Exercise task: Leave out the pictures; transcribe all else exactly.

————

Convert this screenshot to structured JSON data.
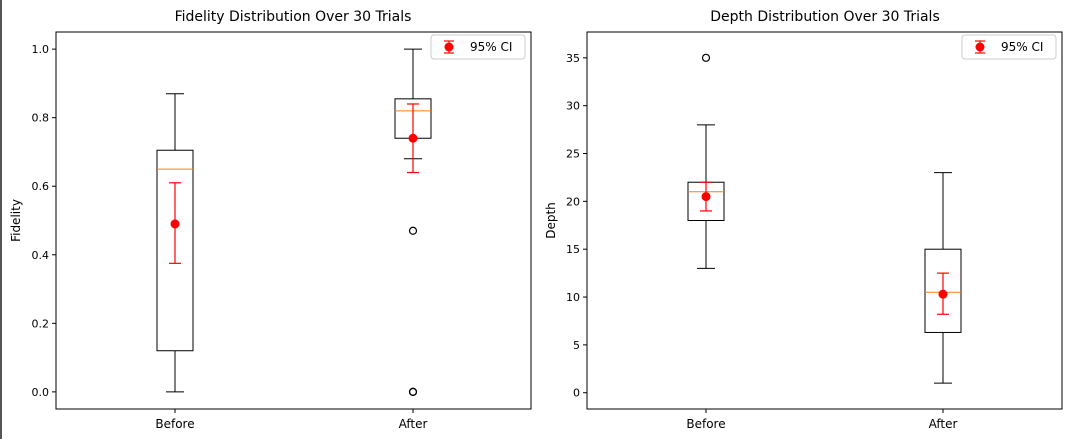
{
  "chart_data": [
    {
      "type": "box",
      "title": "Fidelity Distribution Over 30 Trials",
      "xlabel": "",
      "ylabel": "Fidelity",
      "categories": [
        "Before",
        "After"
      ],
      "ylim": [
        -0.05,
        1.05
      ],
      "yticks": [
        0.0,
        0.2,
        0.4,
        0.6,
        0.8,
        1.0
      ],
      "ytick_labels": [
        "0.0",
        "0.2",
        "0.4",
        "0.6",
        "0.8",
        "1.0"
      ],
      "boxes": [
        {
          "category": "Before",
          "whisker_low": 0.0,
          "q1": 0.12,
          "median": 0.65,
          "q3": 0.705,
          "whisker_high": 0.87,
          "outliers": []
        },
        {
          "category": "After",
          "whisker_low": 0.68,
          "q1": 0.74,
          "median": 0.82,
          "q3": 0.855,
          "whisker_high": 1.0,
          "outliers": [
            0.47,
            0.0,
            0.0
          ]
        }
      ],
      "ci": [
        {
          "category": "Before",
          "mean": 0.49,
          "low": 0.375,
          "high": 0.61
        },
        {
          "category": "After",
          "mean": 0.74,
          "low": 0.64,
          "high": 0.84
        }
      ],
      "legend": {
        "label": "95% CI",
        "placement": "top-right"
      },
      "grid": false
    },
    {
      "type": "box",
      "title": "Depth Distribution Over 30 Trials",
      "xlabel": "",
      "ylabel": "Depth",
      "categories": [
        "Before",
        "After"
      ],
      "ylim": [
        -1.7,
        37.7
      ],
      "yticks": [
        0,
        5,
        10,
        15,
        20,
        25,
        30,
        35
      ],
      "ytick_labels": [
        "0",
        "5",
        "10",
        "15",
        "20",
        "25",
        "30",
        "35"
      ],
      "boxes": [
        {
          "category": "Before",
          "whisker_low": 13,
          "q1": 18,
          "median": 21,
          "q3": 22,
          "whisker_high": 28,
          "outliers": [
            35
          ]
        },
        {
          "category": "After",
          "whisker_low": 1,
          "q1": 6.3,
          "median": 10.5,
          "q3": 15,
          "whisker_high": 23,
          "outliers": []
        }
      ],
      "ci": [
        {
          "category": "Before",
          "mean": 20.5,
          "low": 19.0,
          "high": 22.0
        },
        {
          "category": "After",
          "mean": 10.3,
          "low": 8.2,
          "high": 12.5
        }
      ],
      "legend": {
        "label": "95% CI",
        "placement": "top-right"
      },
      "grid": false
    }
  ],
  "colors": {
    "box": "#000000",
    "median": "#ff7f0e",
    "ci": "#ff0000",
    "background": "#ffffff"
  }
}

————

Result for this exercise:
Convert this screenshot to structured JSON data.
{
  "chart_data": [
    {
      "type": "box",
      "title": "Fidelity Distribution Over 30 Trials",
      "xlabel": "",
      "ylabel": "Fidelity",
      "categories": [
        "Before",
        "After"
      ],
      "ylim": [
        -0.05,
        1.05
      ],
      "yticks": [
        0.0,
        0.2,
        0.4,
        0.6,
        0.8,
        1.0
      ],
      "ytick_labels": [
        "0.0",
        "0.2",
        "0.4",
        "0.6",
        "0.8",
        "1.0"
      ],
      "boxes": [
        {
          "category": "Before",
          "whisker_low": 0.0,
          "q1": 0.12,
          "median": 0.65,
          "q3": 0.705,
          "whisker_high": 0.87,
          "outliers": []
        },
        {
          "category": "After",
          "whisker_low": 0.68,
          "q1": 0.74,
          "median": 0.82,
          "q3": 0.855,
          "whisker_high": 1.0,
          "outliers": [
            0.47,
            0.0,
            0.0
          ]
        }
      ],
      "ci": [
        {
          "category": "Before",
          "mean": 0.49,
          "low": 0.375,
          "high": 0.61
        },
        {
          "category": "After",
          "mean": 0.74,
          "low": 0.64,
          "high": 0.84
        }
      ],
      "legend": {
        "label": "95% CI",
        "placement": "top-right"
      },
      "grid": false
    },
    {
      "type": "box",
      "title": "Depth Distribution Over 30 Trials",
      "xlabel": "",
      "ylabel": "Depth",
      "categories": [
        "Before",
        "After"
      ],
      "ylim": [
        -1.7,
        37.7
      ],
      "yticks": [
        0,
        5,
        10,
        15,
        20,
        25,
        30,
        35
      ],
      "ytick_labels": [
        "0",
        "5",
        "10",
        "15",
        "20",
        "25",
        "30",
        "35"
      ],
      "boxes": [
        {
          "category": "Before",
          "whisker_low": 13,
          "q1": 18,
          "median": 21,
          "q3": 22,
          "whisker_high": 28,
          "outliers": [
            35
          ]
        },
        {
          "category": "After",
          "whisker_low": 1,
          "q1": 6.3,
          "median": 10.5,
          "q3": 15,
          "whisker_high": 23,
          "outliers": []
        }
      ],
      "ci": [
        {
          "category": "Before",
          "mean": 20.5,
          "low": 19.0,
          "high": 22.0
        },
        {
          "category": "After",
          "mean": 10.3,
          "low": 8.2,
          "high": 12.5
        }
      ],
      "legend": {
        "label": "95% CI",
        "placement": "top-right"
      },
      "grid": false
    }
  ],
  "colors": {
    "box": "#000000",
    "median": "#ff7f0e",
    "ci": "#ff0000",
    "background": "#ffffff"
  }
}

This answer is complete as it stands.